Each entry below is to be transcribed exactly.
╭─ RECORDS TO USE
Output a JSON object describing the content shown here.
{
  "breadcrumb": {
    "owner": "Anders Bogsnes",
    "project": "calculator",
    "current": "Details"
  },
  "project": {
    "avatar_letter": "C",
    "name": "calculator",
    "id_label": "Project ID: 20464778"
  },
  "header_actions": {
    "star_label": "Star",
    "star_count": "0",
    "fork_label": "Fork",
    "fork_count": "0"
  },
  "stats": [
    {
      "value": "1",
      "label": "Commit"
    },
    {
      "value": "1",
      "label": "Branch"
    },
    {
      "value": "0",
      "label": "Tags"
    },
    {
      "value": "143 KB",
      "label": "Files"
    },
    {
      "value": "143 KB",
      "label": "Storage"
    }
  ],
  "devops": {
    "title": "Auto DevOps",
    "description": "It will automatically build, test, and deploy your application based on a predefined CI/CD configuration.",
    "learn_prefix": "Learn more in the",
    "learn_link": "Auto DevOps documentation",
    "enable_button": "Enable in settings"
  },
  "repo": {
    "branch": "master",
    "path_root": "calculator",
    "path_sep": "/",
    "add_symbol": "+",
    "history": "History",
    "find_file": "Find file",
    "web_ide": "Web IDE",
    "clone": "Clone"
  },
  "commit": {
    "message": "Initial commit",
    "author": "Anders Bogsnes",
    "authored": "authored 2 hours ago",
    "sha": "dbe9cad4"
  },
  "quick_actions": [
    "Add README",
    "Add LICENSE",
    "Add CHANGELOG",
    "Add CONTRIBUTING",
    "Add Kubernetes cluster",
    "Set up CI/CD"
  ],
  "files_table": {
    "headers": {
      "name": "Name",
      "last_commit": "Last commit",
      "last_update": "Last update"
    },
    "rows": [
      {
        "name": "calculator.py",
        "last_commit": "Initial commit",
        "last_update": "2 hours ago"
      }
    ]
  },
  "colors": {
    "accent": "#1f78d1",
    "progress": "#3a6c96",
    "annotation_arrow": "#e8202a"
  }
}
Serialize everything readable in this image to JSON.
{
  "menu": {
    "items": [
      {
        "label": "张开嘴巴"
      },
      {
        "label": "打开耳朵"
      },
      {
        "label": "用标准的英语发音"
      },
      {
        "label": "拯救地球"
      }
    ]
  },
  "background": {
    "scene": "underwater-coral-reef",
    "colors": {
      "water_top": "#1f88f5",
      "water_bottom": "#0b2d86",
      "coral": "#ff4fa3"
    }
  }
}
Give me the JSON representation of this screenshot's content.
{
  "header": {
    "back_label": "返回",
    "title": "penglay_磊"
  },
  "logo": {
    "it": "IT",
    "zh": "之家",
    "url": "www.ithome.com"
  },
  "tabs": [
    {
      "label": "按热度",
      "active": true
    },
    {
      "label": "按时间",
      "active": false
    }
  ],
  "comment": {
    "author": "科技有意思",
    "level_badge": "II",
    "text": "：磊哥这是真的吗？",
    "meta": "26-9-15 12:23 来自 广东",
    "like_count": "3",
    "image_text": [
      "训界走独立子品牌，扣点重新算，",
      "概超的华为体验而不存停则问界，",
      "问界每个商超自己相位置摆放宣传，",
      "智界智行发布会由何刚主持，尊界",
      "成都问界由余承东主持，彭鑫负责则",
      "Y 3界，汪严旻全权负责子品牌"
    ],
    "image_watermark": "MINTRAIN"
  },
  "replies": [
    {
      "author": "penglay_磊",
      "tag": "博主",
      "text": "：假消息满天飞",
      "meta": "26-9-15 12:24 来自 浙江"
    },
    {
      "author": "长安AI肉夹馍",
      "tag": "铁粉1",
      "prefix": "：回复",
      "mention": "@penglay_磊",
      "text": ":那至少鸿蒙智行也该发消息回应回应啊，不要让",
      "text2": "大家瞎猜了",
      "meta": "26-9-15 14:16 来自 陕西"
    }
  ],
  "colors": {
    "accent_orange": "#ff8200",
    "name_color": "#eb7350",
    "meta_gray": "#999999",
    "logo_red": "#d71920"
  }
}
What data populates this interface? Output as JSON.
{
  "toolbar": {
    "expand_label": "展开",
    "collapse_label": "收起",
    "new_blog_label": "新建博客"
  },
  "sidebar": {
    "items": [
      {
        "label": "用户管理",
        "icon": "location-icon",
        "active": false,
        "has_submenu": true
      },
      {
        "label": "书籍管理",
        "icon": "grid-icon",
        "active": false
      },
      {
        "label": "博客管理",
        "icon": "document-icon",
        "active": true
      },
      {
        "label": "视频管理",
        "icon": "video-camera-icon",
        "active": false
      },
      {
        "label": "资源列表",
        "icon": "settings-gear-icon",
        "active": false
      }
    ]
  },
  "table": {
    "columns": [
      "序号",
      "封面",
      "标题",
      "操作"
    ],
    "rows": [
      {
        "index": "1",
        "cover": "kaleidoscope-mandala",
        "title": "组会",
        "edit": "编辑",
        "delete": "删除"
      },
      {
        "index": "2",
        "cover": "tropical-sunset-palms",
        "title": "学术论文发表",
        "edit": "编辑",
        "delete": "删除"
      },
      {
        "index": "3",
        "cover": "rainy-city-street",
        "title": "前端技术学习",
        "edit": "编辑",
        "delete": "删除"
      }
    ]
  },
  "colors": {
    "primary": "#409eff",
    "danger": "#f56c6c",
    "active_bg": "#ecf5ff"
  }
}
╰─
=== RESULT ===
Output a JSON object describing the content shown here.
{
  "breadcrumb": {
    "owner": "Anders Bogsnes",
    "project": "calculator",
    "current": "Details"
  },
  "project": {
    "avatar_letter": "C",
    "name": "calculator",
    "id_label": "Project ID: 20464778"
  },
  "header_actions": {
    "star_label": "Star",
    "star_count": "0",
    "fork_label": "Fork",
    "fork_count": "0"
  },
  "stats": [
    {
      "value": "1",
      "label": "Commit"
    },
    {
      "value": "1",
      "label": "Branch"
    },
    {
      "value": "0",
      "label": "Tags"
    },
    {
      "value": "143 KB",
      "label": "Files"
    },
    {
      "value": "143 KB",
      "label": "Storage"
    }
  ],
  "devops": {
    "title": "Auto DevOps",
    "description": "It will automatically build, test, and deploy your application based on a predefined CI/CD configuration.",
    "learn_prefix": "Learn more in the",
    "learn_link": "Auto DevOps documentation",
    "enable_button": "Enable in settings"
  },
  "repo": {
    "branch": "master",
    "path_root": "calculator",
    "path_sep": "/",
    "add_symbol": "+",
    "history": "History",
    "find_file": "Find file",
    "web_ide": "Web IDE",
    "clone": "Clone"
  },
  "commit": {
    "message": "Initial commit",
    "author": "Anders Bogsnes",
    "authored": "authored 2 hours ago",
    "sha": "dbe9cad4"
  },
  "quick_actions": [
    "Add README",
    "Add LICENSE",
    "Add CHANGELOG",
    "Add CONTRIBUTING",
    "Add Kubernetes cluster",
    "Set up CI/CD"
  ],
  "files_table": {
    "headers": {
      "name": "Name",
      "last_commit": "Last commit",
      "last_update": "Last update"
    },
    "rows": [
      {
        "name": "calculator.py",
        "last_commit": "Initial commit",
        "last_update": "2 hours ago"
      }
    ]
  },
  "colors": {
    "accent": "#1f78d1",
    "progress": "#3a6c96",
    "annotation_arrow": "#e8202a"
  }
}
Serialize everything readable in this image to JSON.
{
  "menu": {
    "items": [
      {
        "label": "张开嘴巴"
      },
      {
        "label": "打开耳朵"
      },
      {
        "label": "用标准的英语发音"
      },
      {
        "label": "拯救地球"
      }
    ]
  },
  "background": {
    "scene": "underwater-coral-reef",
    "colors": {
      "water_top": "#1f88f5",
      "water_bottom": "#0b2d86",
      "coral": "#ff4fa3"
    }
  }
}
Give me the JSON representation of this screenshot's content.
{
  "header": {
    "back_label": "返回",
    "title": "penglay_磊"
  },
  "logo": {
    "it": "IT",
    "zh": "之家",
    "url": "www.ithome.com"
  },
  "tabs": [
    {
      "label": "按热度",
      "active": true
    },
    {
      "label": "按时间",
      "active": false
    }
  ],
  "comment": {
    "author": "科技有意思",
    "level_badge": "II",
    "text": "：磊哥这是真的吗？",
    "meta": "26-9-15 12:23 来自 广东",
    "like_count": "3",
    "image_text": [
      "训界走独立子品牌，扣点重新算，",
      "概超的华为体验而不存停则问界，",
      "问界每个商超自己相位置摆放宣传，",
      "智界智行发布会由何刚主持，尊界",
      "成都问界由余承东主持，彭鑫负责则",
      "Y 3界，汪严旻全权负责子品牌"
    ],
    "image_watermark": "MINTRAIN"
  },
  "replies": [
    {
      "author": "penglay_磊",
      "tag": "博主",
      "text": "：假消息满天飞",
      "meta": "26-9-15 12:24 来自 浙江"
    },
    {
      "author": "长安AI肉夹馍",
      "tag": "铁粉1",
      "prefix": "：回复",
      "mention": "@penglay_磊",
      "text": ":那至少鸿蒙智行也该发消息回应回应啊，不要让",
      "text2": "大家瞎猜了",
      "meta": "26-9-15 14:16 来自 陕西"
    }
  ],
  "colors": {
    "accent_orange": "#ff8200",
    "name_color": "#eb7350",
    "meta_gray": "#999999",
    "logo_red": "#d71920"
  }
}
What data populates this interface? Output as JSON.
{
  "toolbar": {
    "expand_label": "展开",
    "collapse_label": "收起",
    "new_blog_label": "新建博客"
  },
  "sidebar": {
    "items": [
      {
        "label": "用户管理",
        "icon": "location-icon",
        "active": false,
        "has_submenu": true
      },
      {
        "label": "书籍管理",
        "icon": "grid-icon",
        "active": false
      },
      {
        "label": "博客管理",
        "icon": "document-icon",
        "active": true
      },
      {
        "label": "视频管理",
        "icon": "video-camera-icon",
        "active": false
      },
      {
        "label": "资源列表",
        "icon": "settings-gear-icon",
        "active": false
      }
    ]
  },
  "table": {
    "columns": [
      "序号",
      "封面",
      "标题",
      "操作"
    ],
    "rows": [
      {
        "index": "1",
        "cover": "kaleidoscope-mandala",
        "title": "组会",
        "edit": "编辑",
        "delete": "删除"
      },
      {
        "index": "2",
        "cover": "tropical-sunset-palms",
        "title": "学术论文发表",
        "edit": "编辑",
        "delete": "删除"
      },
      {
        "index": "3",
        "cover": "rainy-city-street",
        "title": "前端技术学习",
        "edit": "编辑",
        "delete": "删除"
      }
    ]
  },
  "colors": {
    "primary": "#409eff",
    "danger": "#f56c6c",
    "active_bg": "#ecf5ff"
  }
}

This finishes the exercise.